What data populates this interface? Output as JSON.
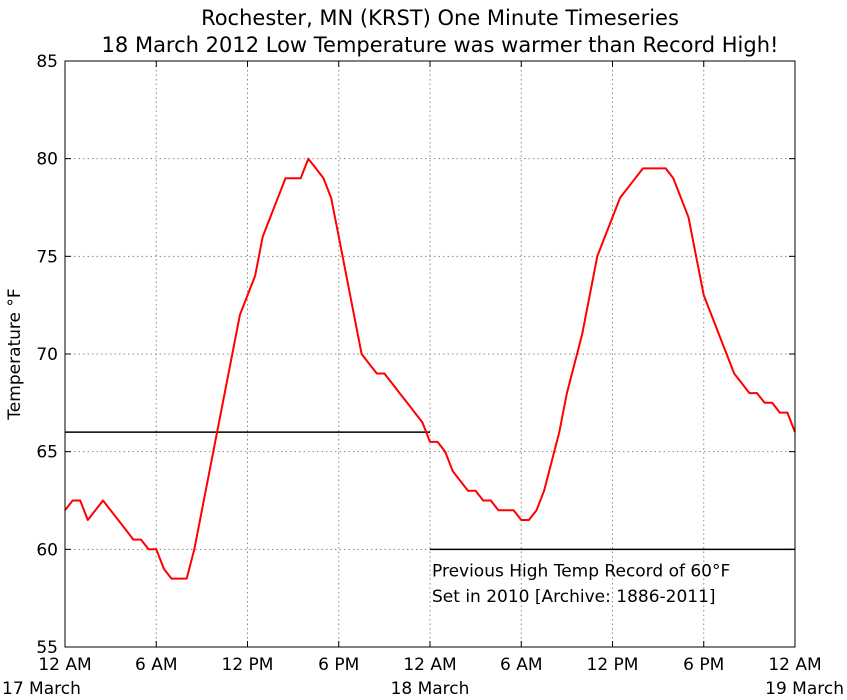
{
  "chart_data": {
    "type": "line",
    "title": "Rochester, MN (KRST) One Minute Timeseries",
    "subtitle": "18 March 2012 Low Temperature was warmer than Record High!",
    "ylabel": "Temperature °F",
    "xlabel": "",
    "ylim": [
      55,
      85
    ],
    "yticks": [
      55,
      60,
      65,
      70,
      75,
      80,
      85
    ],
    "xlim": [
      0,
      48
    ],
    "x_unit": "hours since 12 AM 17 March",
    "xticks": [
      {
        "x": 0,
        "label": "12 AM",
        "date": "17 March"
      },
      {
        "x": 6,
        "label": "6 AM",
        "date": ""
      },
      {
        "x": 12,
        "label": "12 PM",
        "date": ""
      },
      {
        "x": 18,
        "label": "6 PM",
        "date": ""
      },
      {
        "x": 24,
        "label": "12 AM",
        "date": "18 March"
      },
      {
        "x": 30,
        "label": "6 AM",
        "date": ""
      },
      {
        "x": 36,
        "label": "12 PM",
        "date": ""
      },
      {
        "x": 42,
        "label": "6 PM",
        "date": ""
      },
      {
        "x": 48,
        "label": "12 AM",
        "date": "19 March"
      }
    ],
    "grid": true,
    "series": [
      {
        "name": "",
        "color": "#ff0000",
        "x": [
          0,
          0.5,
          1,
          1.5,
          2,
          2.5,
          3,
          3.5,
          4,
          4.5,
          5,
          5.5,
          6,
          6.5,
          7,
          7.5,
          8,
          8.5,
          9,
          9.5,
          10,
          10.5,
          11,
          11.5,
          12,
          12.5,
          13,
          13.5,
          14,
          14.5,
          15,
          15.5,
          16,
          16.5,
          17,
          17.5,
          18,
          18.5,
          19,
          19.5,
          20,
          20.5,
          21,
          21.5,
          22,
          22.5,
          23,
          23.5,
          24,
          24.5,
          25,
          25.5,
          26,
          26.5,
          27,
          27.5,
          28,
          28.5,
          29,
          29.5,
          30,
          30.5,
          31,
          31.5,
          32,
          32.5,
          33,
          33.5,
          34,
          34.5,
          35,
          35.5,
          36,
          36.5,
          37,
          37.5,
          38,
          38.5,
          39,
          39.5,
          40,
          40.5,
          41,
          41.5,
          42,
          42.5,
          43,
          43.5,
          44,
          44.5,
          45,
          45.5,
          46,
          46.5,
          47,
          47.5,
          48
        ],
        "y": [
          62,
          62.5,
          62.5,
          61.5,
          62,
          62.5,
          62,
          61.5,
          61,
          60.5,
          60.5,
          60,
          60,
          59,
          58.5,
          58.5,
          58.5,
          60,
          62,
          64,
          66,
          68,
          70,
          72,
          73,
          74,
          76,
          77,
          78,
          79,
          79,
          79,
          80,
          79.5,
          79,
          78,
          76,
          74,
          72,
          70,
          69.5,
          69,
          69,
          68.5,
          68,
          67.5,
          67,
          66.5,
          65.5,
          65.5,
          65,
          64,
          63.5,
          63,
          63,
          62.5,
          62.5,
          62,
          62,
          62,
          61.5,
          61.5,
          62,
          63,
          64.5,
          66,
          68,
          69.5,
          71,
          73,
          75,
          76,
          77,
          78,
          78.5,
          79,
          79.5,
          79.5,
          79.5,
          79.5,
          79,
          78,
          77,
          75,
          73,
          72,
          71,
          70,
          69,
          68.5,
          68,
          68,
          67.5,
          67.5,
          67,
          67,
          66
        ]
      }
    ],
    "reference_lines": [
      {
        "y": 66,
        "x0": 0,
        "x1": 24
      },
      {
        "y": 60,
        "x0": 24,
        "x1": 48
      }
    ],
    "annotations": [
      {
        "text": "Previous High Temp Record of 60°F",
        "x": 24,
        "y": 58.6
      },
      {
        "text": "Set in 2010 [Archive: 1886-2011]",
        "x": 24,
        "y": 57.3
      }
    ]
  }
}
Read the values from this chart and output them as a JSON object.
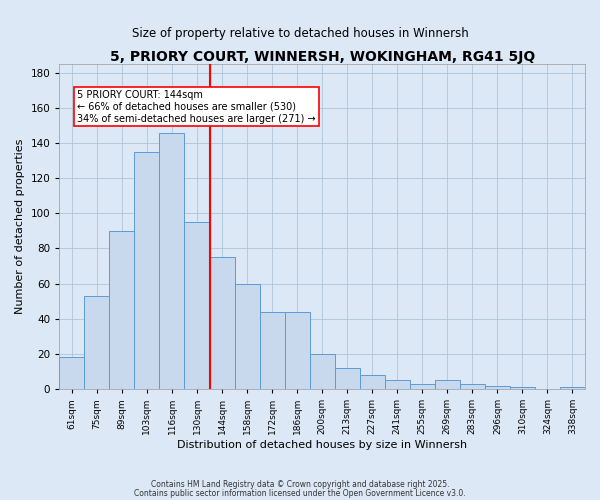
{
  "title": "5, PRIORY COURT, WINNERSH, WOKINGHAM, RG41 5JQ",
  "subtitle": "Size of property relative to detached houses in Winnersh",
  "xlabel": "Distribution of detached houses by size in Winnersh",
  "ylabel": "Number of detached properties",
  "categories": [
    "61sqm",
    "75sqm",
    "89sqm",
    "103sqm",
    "116sqm",
    "130sqm",
    "144sqm",
    "158sqm",
    "172sqm",
    "186sqm",
    "200sqm",
    "213sqm",
    "227sqm",
    "241sqm",
    "255sqm",
    "269sqm",
    "283sqm",
    "296sqm",
    "310sqm",
    "324sqm",
    "338sqm"
  ],
  "values": [
    18,
    53,
    90,
    135,
    146,
    95,
    75,
    60,
    44,
    44,
    20,
    12,
    8,
    5,
    3,
    5,
    3,
    2,
    1,
    0,
    1
  ],
  "bar_color": "#c8d9ee",
  "bar_edge_color": "#5b9bd5",
  "red_line_index": 5,
  "annotation_lines": [
    "5 PRIORY COURT: 144sqm",
    "← 66% of detached houses are smaller (530)",
    "34% of semi-detached houses are larger (271) →"
  ],
  "ylim": [
    0,
    185
  ],
  "yticks": [
    0,
    20,
    40,
    60,
    80,
    100,
    120,
    140,
    160,
    180
  ],
  "footer_line1": "Contains HM Land Registry data © Crown copyright and database right 2025.",
  "footer_line2": "Contains public sector information licensed under the Open Government Licence v3.0.",
  "background_color": "#dce8f5",
  "plot_bg_color": "#dce8f5",
  "title_fontsize": 10,
  "subtitle_fontsize": 8.5
}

*Given request*: Print each entry shown above with exact wording and no pictures.

*Response for this exercise*:
What data populates this interface? Output as JSON.
{
  "chart_data": {
    "type": "line",
    "title": "Rochester, MN (KRST) One Minute Timeseries",
    "subtitle": "18 March 2012 Low Temperature was warmer than Record High!",
    "ylabel": "Temperature °F",
    "xlabel": "",
    "ylim": [
      55,
      85
    ],
    "yticks": [
      55,
      60,
      65,
      70,
      75,
      80,
      85
    ],
    "xlim": [
      0,
      48
    ],
    "x_unit": "hours since 12 AM 17 March",
    "xticks": [
      {
        "x": 0,
        "label": "12 AM",
        "date": "17 March"
      },
      {
        "x": 6,
        "label": "6 AM",
        "date": ""
      },
      {
        "x": 12,
        "label": "12 PM",
        "date": ""
      },
      {
        "x": 18,
        "label": "6 PM",
        "date": ""
      },
      {
        "x": 24,
        "label": "12 AM",
        "date": "18 March"
      },
      {
        "x": 30,
        "label": "6 AM",
        "date": ""
      },
      {
        "x": 36,
        "label": "12 PM",
        "date": ""
      },
      {
        "x": 42,
        "label": "6 PM",
        "date": ""
      },
      {
        "x": 48,
        "label": "12 AM",
        "date": "19 March"
      }
    ],
    "grid": true,
    "series": [
      {
        "name": "",
        "color": "#ff0000",
        "x": [
          0,
          0.5,
          1,
          1.5,
          2,
          2.5,
          3,
          3.5,
          4,
          4.5,
          5,
          5.5,
          6,
          6.5,
          7,
          7.5,
          8,
          8.5,
          9,
          9.5,
          10,
          10.5,
          11,
          11.5,
          12,
          12.5,
          13,
          13.5,
          14,
          14.5,
          15,
          15.5,
          16,
          16.5,
          17,
          17.5,
          18,
          18.5,
          19,
          19.5,
          20,
          20.5,
          21,
          21.5,
          22,
          22.5,
          23,
          23.5,
          24,
          24.5,
          25,
          25.5,
          26,
          26.5,
          27,
          27.5,
          28,
          28.5,
          29,
          29.5,
          30,
          30.5,
          31,
          31.5,
          32,
          32.5,
          33,
          33.5,
          34,
          34.5,
          35,
          35.5,
          36,
          36.5,
          37,
          37.5,
          38,
          38.5,
          39,
          39.5,
          40,
          40.5,
          41,
          41.5,
          42,
          42.5,
          43,
          43.5,
          44,
          44.5,
          45,
          45.5,
          46,
          46.5,
          47,
          47.5,
          48
        ],
        "y": [
          62,
          62.5,
          62.5,
          61.5,
          62,
          62.5,
          62,
          61.5,
          61,
          60.5,
          60.5,
          60,
          60,
          59,
          58.5,
          58.5,
          58.5,
          60,
          62,
          64,
          66,
          68,
          70,
          72,
          73,
          74,
          76,
          77,
          78,
          79,
          79,
          79,
          80,
          79.5,
          79,
          78,
          76,
          74,
          72,
          70,
          69.5,
          69,
          69,
          68.5,
          68,
          67.5,
          67,
          66.5,
          65.5,
          65.5,
          65,
          64,
          63.5,
          63,
          63,
          62.5,
          62.5,
          62,
          62,
          62,
          61.5,
          61.5,
          62,
          63,
          64.5,
          66,
          68,
          69.5,
          71,
          73,
          75,
          76,
          77,
          78,
          78.5,
          79,
          79.5,
          79.5,
          79.5,
          79.5,
          79,
          78,
          77,
          75,
          73,
          72,
          71,
          70,
          69,
          68.5,
          68,
          68,
          67.5,
          67.5,
          67,
          67,
          66
        ]
      }
    ],
    "reference_lines": [
      {
        "y": 66,
        "x0": 0,
        "x1": 24
      },
      {
        "y": 60,
        "x0": 24,
        "x1": 48
      }
    ],
    "annotations": [
      {
        "text": "Previous High Temp Record of 60°F",
        "x": 24,
        "y": 58.6
      },
      {
        "text": "Set in 2010 [Archive: 1886-2011]",
        "x": 24,
        "y": 57.3
      }
    ]
  }
}
Read the values from this chart and output them as a JSON object.
{
  "title": "5, PRIORY COURT, WINNERSH, WOKINGHAM, RG41 5JQ",
  "subtitle": "Size of property relative to detached houses in Winnersh",
  "xlabel": "Distribution of detached houses by size in Winnersh",
  "ylabel": "Number of detached properties",
  "categories": [
    "61sqm",
    "75sqm",
    "89sqm",
    "103sqm",
    "116sqm",
    "130sqm",
    "144sqm",
    "158sqm",
    "172sqm",
    "186sqm",
    "200sqm",
    "213sqm",
    "227sqm",
    "241sqm",
    "255sqm",
    "269sqm",
    "283sqm",
    "296sqm",
    "310sqm",
    "324sqm",
    "338sqm"
  ],
  "values": [
    18,
    53,
    90,
    135,
    146,
    95,
    75,
    60,
    44,
    44,
    20,
    12,
    8,
    5,
    3,
    5,
    3,
    2,
    1,
    0,
    1
  ],
  "bar_color": "#c8d9ee",
  "bar_edge_color": "#5b9bd5",
  "red_line_index": 5,
  "annotation_lines": [
    "5 PRIORY COURT: 144sqm",
    "← 66% of detached houses are smaller (530)",
    "34% of semi-detached houses are larger (271) →"
  ],
  "ylim": [
    0,
    185
  ],
  "yticks": [
    0,
    20,
    40,
    60,
    80,
    100,
    120,
    140,
    160,
    180
  ],
  "footer_line1": "Contains HM Land Registry data © Crown copyright and database right 2025.",
  "footer_line2": "Contains public sector information licensed under the Open Government Licence v3.0.",
  "background_color": "#dce8f5",
  "plot_bg_color": "#dce8f5",
  "title_fontsize": 10,
  "subtitle_fontsize": 8.5
}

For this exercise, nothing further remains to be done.